GOAL: Starting at the beginning of the material and ending at the line that contains "x-axis-arrowhead [983,547,991,557]", rewrite those lines as a Markdown table with the columns Row and Entry. Put the row number in Row and the line in Entry, and leave out any blank lines.

RECORDS SUPPLIED:
[Start]
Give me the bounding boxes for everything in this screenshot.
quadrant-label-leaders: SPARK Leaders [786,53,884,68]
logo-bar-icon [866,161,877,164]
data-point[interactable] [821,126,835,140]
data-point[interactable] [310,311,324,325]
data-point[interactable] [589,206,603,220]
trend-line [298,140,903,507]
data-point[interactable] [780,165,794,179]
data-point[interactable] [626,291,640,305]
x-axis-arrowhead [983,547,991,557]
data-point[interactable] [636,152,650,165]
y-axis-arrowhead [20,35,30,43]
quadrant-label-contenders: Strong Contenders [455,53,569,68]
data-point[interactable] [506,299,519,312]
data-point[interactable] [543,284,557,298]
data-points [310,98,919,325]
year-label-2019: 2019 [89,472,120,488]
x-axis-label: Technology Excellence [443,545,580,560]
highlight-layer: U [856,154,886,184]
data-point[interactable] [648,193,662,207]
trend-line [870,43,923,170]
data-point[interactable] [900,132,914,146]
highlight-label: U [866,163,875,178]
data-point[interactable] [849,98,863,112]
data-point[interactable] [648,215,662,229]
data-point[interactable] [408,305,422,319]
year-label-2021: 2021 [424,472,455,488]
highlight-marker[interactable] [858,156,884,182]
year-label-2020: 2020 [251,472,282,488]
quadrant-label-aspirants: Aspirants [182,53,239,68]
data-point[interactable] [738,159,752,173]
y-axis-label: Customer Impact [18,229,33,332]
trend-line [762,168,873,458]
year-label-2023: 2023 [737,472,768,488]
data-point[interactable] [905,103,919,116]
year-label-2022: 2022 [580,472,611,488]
[End]
RESULT FOR THIS EXERCISE:
| Row | Entry |
|---|---|
| 1 | Give me the bounding boxes for everything in this screenshot. |
| 2 | quadrant-label-leaders: SPARK Leaders [786,53,884,68] |
| 3 | logo-bar-icon [866,161,877,164] |
| 4 | data-point[interactable] [821,126,835,140] |
| 5 | data-point[interactable] [310,311,324,325] |
| 6 | data-point[interactable] [589,206,603,220] |
| 7 | trend-line [298,140,903,507] |
| 8 | data-point[interactable] [780,165,794,179] |
| 9 | data-point[interactable] [626,291,640,305] |
| 10 | x-axis-arrowhead [983,547,991,557] |